§ WRITTEN EXERCISE
Output solely the number of lines containing the string "Member".

§ DATA FOR THIS TASK
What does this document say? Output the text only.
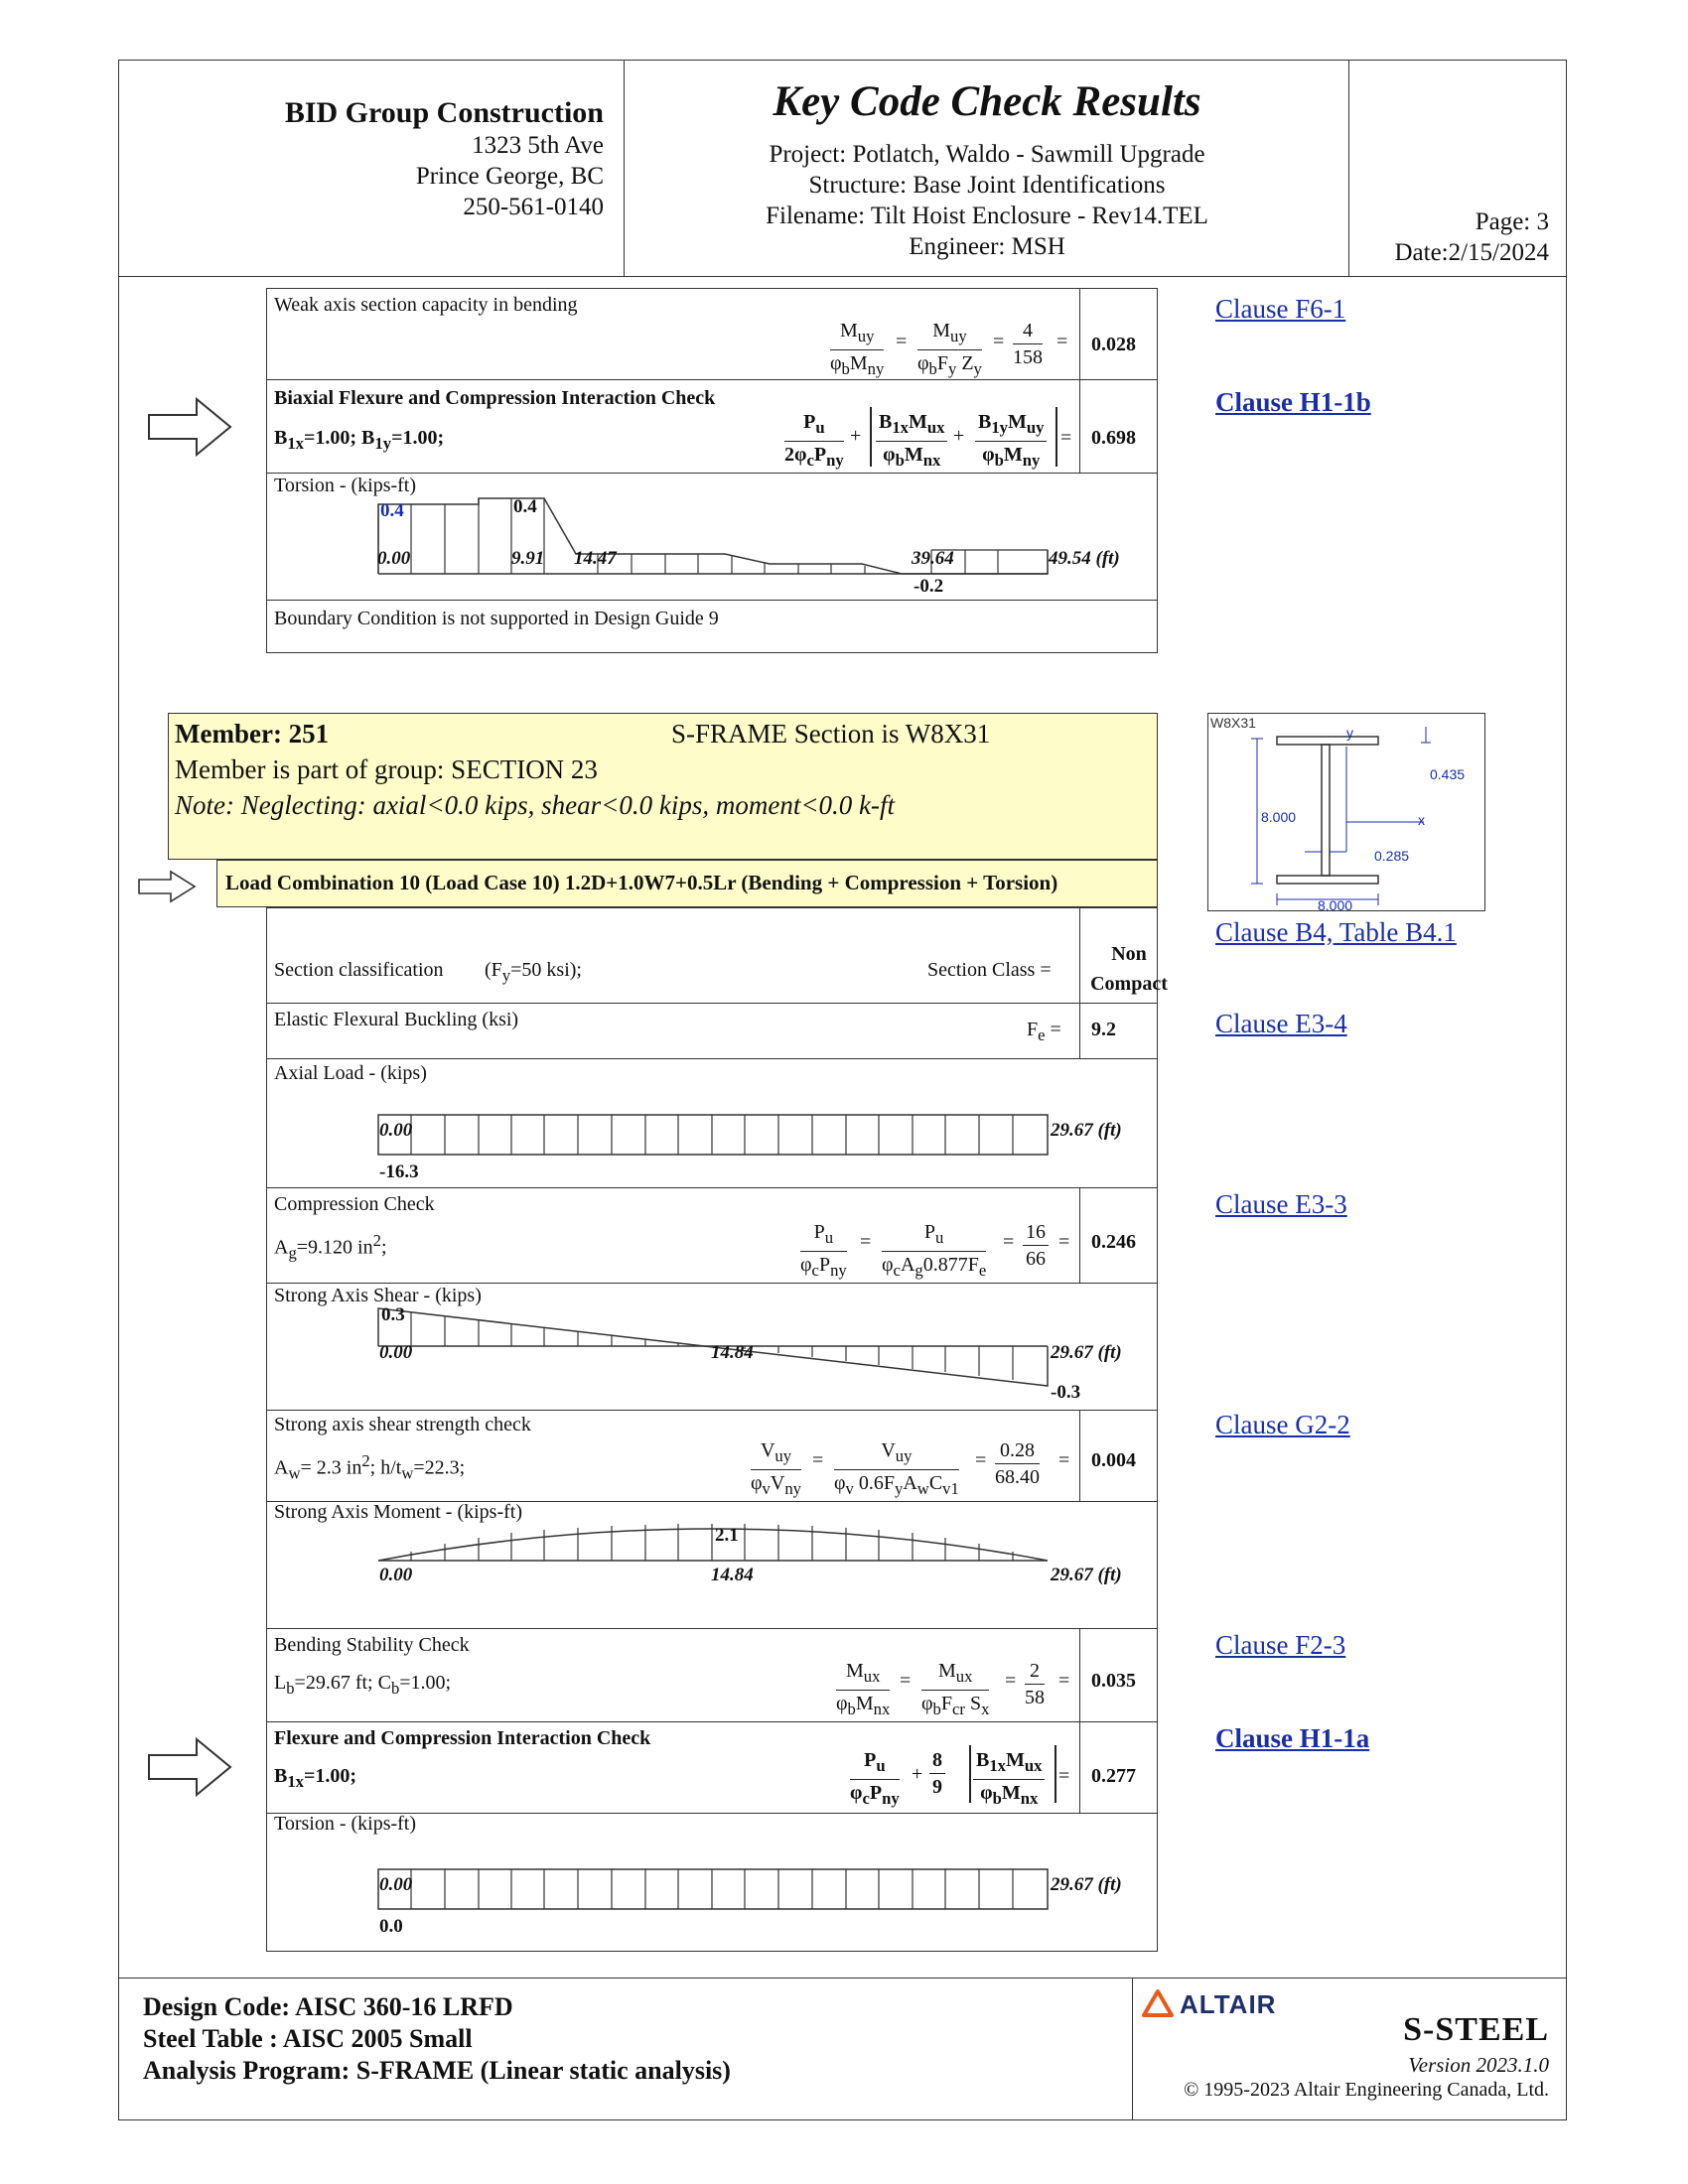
BID Group Construction
1323 5th Ave
Prince George, BC
250-561-0140
Key Code Check Results
Project: Potlatch, Waldo - Sawmill Upgrade
Structure: Base Joint Identifications
Filename: Tilt Hoist Enclosure - Rev14.TEL
Engineer: MSH
Page: 3
Date:2/15/2024
Weak axis section capacity in bending
$M_{uy}$
$\varphi_bM_{ny}$
=	$M_{uy}$
$\varphi_bF_y$ $Z_y$
= $\frac{4}{158} = 0.028$
Clause F6-1
Biaxial Flexure and Compression Interaction Check
$B_{1x}=1.00$; $B_{1y}=1.00$;
$P_u$
$2\varphi_cP_{ny}$
+
$B_{1x}M_{ux}$
$\varphi_bM_{nx}$
+
$B_{1y}M_{uy}$
$\varphi_bM_{ny}$
= 0.698
Clause H1-1b
Torsion - (kips-ft)
0.4	0.4
0.00	9.91 14.47	39.64	49.54 (ft)
-0.2
Boundary Condition is not supported in Design Guide 9
Member: 251	S-FRAME Section is W8X31
Member is part of group: SECTION 23
Note: Neglecting: axial<0.0 kips, shear<0.0 kips, moment<0.0 k-ft
Load Combination 10 (Load Case 10) 1.2D+1.0W7+0.5Lr (Bending + Compression + Torsion)
W8X31
8.000
8.000
0.435
0.285
x
y
Section classification ($F_y=50$ ksi);	Section Class =
Non Compact
Clause B4, Table B4.1
Elastic Flexural Buckling (ksi)	$F_e = 9.2$	Clause E3-4
Axial Load - (kips)
0.00	29.67 (ft)
-16.3
Compression Check
$A_g=9.120$ $in^2$;
$P_u$
$\varphi_cP_{ny}$
=	$P_u$
$\varphi_cA_g0.877F_e$
= $\frac{16}{66} = 0.246$
Clause E3-3
Strong Axis Shear - (kips)
0.3
0.00	14.84	29.67 (ft)
-0.3
Strong axis shear strength check
$A_w= 2.3$ $in^2$; $h/t_w=22.3$;
$V_{uy}$
$\varphi_vV_{ny}$
=	$V_{uy}$
$\varphi_v$ $0.6F_yA_wC_{v1}$
= $\frac{0.28}{68.40} = 0.004$
Clause G2-2
Strong Axis Moment - (kips-ft)
2.1
0.00	14.84	29.67 (ft)
Bending Stability Check
$L_b=29.67$ ft; $C_b=1.00$;
$M_{ux}$
$\varphi_bM_{nx}$
=	$M_{ux}$
$\varphi_bF_{cr}$ $S_x$
= $\frac{2}{58} = 0.035$
Clause F2-3
Flexure and Compression Interaction Check
$B_{1x}=1.00$;
$P_u$
$\varphi_cP_{ny}$
+ $\frac{8}{9} B_{1x}M_{ux}$
$\varphi_bM_{nx}$
= 0.277
Clause H1-1a
Torsion - (kips-ft)
0.00	29.67 (ft)
0.0
Design Code: AISC 360-16 LRFD
Steel Table : AISC 2005 Small
Analysis Program: S-FRAME (Linear static analysis)
ALTAIR
S-STEEL
Version 2023.1.0
© 1995-2023 Altair Engineering Canada, Ltd.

§ RESPONSE
2